▶ TO BE DONE: All entries are to be quoted exactly; the images stay out of the copy.

▶ AVAILABLE DATA:
+++
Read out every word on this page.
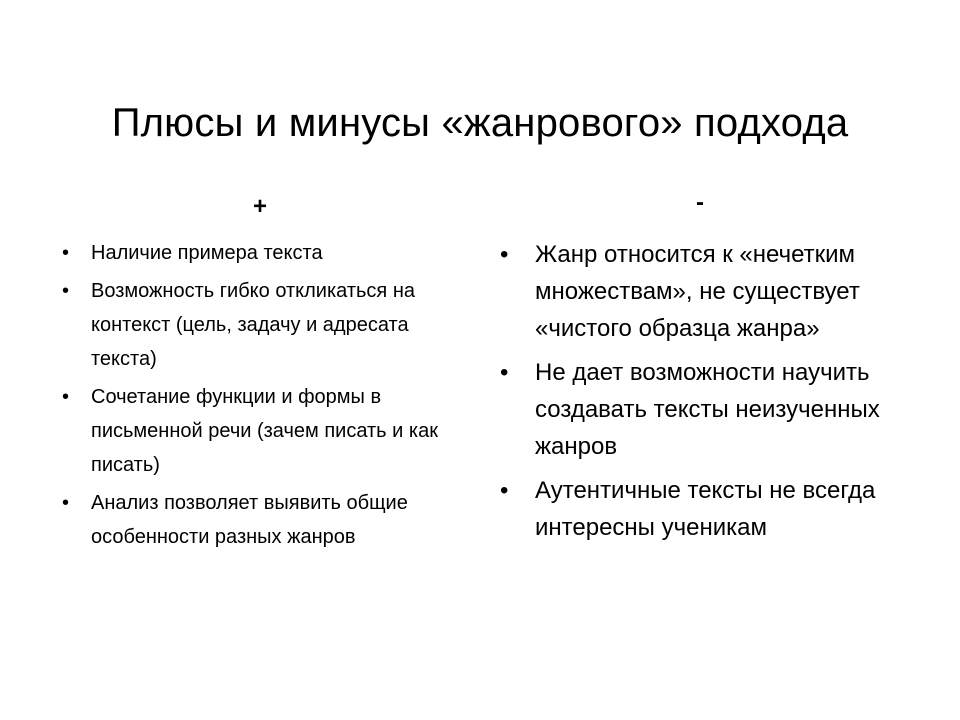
Плюсы и минусы «жанрового» подхода
+	-
• Наличие примера текста
• Возможность гибко откликаться на контекст (цель, задачу и адресата текста)
• Сочетание функции и формы в письменной речи (зачем писать и как писать)
• Анализ позволяет выявить общие особенности разных жанров
• Жанр относится к «нечетким множествам», не существует «чистого образца жанра»
• Не дает возможности научить создавать тексты неизученных жанров
• Аутентичные тексты не всегда интересны ученикам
+++
▶ THE OUTPUT:
Read out every word on this page.
Плюсы и минусы «жанрового» подхода
+	-
• Наличие примера текста
• Возможность гибко откликаться на контекст (цель, задачу и адресата текста)
• Сочетание функции и формы в письменной речи (зачем писать и как писать)
• Анализ позволяет выявить общие особенности разных жанров
• Жанр относится к «нечетким множествам», не существует «чистого образца жанра»
• Не дает возможности научить создавать тексты неизученных жанров
• Аутентичные тексты не всегда интересны ученикам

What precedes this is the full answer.